**PROBLEM TO WORK ON**
Pull from the data below each line where the word "Division" occurs, and copy it.

[Stored entries]
>>>>>

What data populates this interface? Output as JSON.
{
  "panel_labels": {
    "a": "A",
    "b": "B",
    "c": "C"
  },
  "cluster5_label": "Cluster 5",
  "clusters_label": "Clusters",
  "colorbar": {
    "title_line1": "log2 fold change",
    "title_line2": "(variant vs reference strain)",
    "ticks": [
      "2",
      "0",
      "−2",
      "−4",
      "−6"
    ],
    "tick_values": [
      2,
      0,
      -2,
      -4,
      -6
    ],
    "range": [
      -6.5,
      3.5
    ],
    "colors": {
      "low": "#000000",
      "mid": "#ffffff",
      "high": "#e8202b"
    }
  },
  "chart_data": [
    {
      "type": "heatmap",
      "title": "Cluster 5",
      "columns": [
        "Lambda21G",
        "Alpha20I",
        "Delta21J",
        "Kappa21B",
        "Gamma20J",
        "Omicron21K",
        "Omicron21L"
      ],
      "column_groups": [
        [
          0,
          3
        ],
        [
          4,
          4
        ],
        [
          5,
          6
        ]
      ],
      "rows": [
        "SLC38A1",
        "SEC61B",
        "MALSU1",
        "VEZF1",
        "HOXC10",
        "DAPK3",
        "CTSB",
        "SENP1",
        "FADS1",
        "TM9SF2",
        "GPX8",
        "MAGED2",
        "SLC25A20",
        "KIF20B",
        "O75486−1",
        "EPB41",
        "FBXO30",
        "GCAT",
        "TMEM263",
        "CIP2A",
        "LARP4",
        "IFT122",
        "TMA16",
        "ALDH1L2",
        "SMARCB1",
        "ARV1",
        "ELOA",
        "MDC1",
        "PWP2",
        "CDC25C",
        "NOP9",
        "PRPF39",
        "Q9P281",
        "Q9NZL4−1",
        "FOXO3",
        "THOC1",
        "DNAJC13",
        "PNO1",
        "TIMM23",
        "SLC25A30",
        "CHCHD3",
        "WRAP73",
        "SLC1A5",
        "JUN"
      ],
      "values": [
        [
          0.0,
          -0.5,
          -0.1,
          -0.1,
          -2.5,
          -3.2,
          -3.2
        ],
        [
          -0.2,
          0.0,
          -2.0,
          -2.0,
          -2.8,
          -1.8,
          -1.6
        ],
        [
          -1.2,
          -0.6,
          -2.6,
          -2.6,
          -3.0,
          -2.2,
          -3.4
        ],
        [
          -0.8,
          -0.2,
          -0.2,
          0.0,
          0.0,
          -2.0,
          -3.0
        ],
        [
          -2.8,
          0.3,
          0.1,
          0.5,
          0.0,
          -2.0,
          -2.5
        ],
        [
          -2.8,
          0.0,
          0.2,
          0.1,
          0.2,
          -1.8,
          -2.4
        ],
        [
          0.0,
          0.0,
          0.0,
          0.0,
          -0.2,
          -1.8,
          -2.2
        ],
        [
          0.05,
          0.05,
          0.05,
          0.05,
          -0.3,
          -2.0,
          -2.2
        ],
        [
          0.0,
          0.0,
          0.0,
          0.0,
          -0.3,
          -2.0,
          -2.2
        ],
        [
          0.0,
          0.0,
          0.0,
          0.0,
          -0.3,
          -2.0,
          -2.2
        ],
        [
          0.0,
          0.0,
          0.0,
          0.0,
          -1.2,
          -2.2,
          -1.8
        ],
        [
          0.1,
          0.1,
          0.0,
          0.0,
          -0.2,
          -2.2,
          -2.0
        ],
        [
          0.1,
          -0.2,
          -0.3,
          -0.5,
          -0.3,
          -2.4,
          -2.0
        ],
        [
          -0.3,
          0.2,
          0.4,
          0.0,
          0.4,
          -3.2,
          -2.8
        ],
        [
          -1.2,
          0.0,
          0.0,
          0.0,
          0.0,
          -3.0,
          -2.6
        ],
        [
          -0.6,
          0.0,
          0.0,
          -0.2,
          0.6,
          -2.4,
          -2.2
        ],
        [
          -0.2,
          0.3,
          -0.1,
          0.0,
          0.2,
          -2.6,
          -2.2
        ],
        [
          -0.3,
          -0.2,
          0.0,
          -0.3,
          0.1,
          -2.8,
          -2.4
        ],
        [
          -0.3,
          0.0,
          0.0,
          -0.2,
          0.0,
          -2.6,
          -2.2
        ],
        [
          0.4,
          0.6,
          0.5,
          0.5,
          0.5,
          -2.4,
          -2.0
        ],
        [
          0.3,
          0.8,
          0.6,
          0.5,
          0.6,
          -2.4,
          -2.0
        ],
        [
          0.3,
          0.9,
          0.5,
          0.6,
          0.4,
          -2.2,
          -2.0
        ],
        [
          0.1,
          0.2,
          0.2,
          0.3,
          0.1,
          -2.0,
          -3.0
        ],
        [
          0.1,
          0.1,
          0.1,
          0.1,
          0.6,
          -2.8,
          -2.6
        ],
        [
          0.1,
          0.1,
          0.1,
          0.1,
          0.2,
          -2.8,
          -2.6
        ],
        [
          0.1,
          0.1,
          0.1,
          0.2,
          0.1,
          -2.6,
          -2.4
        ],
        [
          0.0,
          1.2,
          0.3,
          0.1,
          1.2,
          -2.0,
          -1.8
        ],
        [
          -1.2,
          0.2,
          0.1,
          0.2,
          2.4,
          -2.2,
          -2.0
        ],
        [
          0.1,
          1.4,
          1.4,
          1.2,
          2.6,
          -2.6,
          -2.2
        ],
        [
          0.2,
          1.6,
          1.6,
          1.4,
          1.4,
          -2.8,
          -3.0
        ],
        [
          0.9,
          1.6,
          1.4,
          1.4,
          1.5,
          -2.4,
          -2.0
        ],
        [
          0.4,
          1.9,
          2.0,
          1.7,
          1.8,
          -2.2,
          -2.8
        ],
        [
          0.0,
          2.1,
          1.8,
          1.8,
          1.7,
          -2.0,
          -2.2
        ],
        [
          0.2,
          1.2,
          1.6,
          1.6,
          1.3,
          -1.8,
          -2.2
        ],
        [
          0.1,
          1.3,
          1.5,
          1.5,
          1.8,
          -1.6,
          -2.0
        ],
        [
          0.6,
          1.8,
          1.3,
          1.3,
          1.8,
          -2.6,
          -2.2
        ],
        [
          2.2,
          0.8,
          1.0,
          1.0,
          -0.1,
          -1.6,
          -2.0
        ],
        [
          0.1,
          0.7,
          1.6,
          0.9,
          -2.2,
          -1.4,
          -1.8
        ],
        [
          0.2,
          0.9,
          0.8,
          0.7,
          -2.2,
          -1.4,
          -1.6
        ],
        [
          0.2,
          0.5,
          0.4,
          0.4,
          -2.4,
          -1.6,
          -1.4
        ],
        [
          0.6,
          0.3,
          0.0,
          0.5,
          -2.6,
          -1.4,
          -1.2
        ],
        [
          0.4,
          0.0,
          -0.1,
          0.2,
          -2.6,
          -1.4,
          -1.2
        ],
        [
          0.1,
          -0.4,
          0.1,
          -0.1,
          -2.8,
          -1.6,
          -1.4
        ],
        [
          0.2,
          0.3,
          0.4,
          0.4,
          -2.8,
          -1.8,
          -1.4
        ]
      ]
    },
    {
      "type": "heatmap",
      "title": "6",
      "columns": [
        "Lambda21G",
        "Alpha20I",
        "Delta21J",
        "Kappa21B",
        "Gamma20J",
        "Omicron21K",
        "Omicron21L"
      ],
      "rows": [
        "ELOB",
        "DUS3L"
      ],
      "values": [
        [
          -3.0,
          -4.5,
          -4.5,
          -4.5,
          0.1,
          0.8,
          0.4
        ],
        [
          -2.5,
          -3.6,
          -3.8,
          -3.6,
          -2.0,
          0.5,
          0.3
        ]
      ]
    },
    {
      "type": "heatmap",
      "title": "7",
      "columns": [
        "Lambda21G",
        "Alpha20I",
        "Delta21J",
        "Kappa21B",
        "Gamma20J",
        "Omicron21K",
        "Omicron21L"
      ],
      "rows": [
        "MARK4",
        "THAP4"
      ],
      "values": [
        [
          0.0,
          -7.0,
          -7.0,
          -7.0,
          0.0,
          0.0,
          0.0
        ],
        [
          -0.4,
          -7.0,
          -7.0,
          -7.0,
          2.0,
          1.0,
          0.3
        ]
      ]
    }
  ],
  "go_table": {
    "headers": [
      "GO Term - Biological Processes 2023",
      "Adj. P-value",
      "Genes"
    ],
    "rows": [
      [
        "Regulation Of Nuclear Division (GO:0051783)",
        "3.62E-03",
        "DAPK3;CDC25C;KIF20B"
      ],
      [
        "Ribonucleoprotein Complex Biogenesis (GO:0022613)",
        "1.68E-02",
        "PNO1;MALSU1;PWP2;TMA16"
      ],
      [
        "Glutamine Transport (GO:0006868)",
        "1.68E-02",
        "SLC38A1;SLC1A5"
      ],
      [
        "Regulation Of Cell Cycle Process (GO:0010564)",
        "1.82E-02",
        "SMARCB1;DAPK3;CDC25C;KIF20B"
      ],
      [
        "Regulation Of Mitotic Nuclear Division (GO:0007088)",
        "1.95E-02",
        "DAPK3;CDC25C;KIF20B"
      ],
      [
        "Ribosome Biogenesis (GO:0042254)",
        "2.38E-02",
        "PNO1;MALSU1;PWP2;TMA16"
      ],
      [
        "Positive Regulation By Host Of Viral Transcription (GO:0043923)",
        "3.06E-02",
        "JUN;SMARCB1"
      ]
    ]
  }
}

<<<<<

**WORKED SOLUTION**
        "Regulation Of Nuclear Division (GO:0051783)",
        "Regulation Of Mitotic Nuclear Division (GO:0007088)",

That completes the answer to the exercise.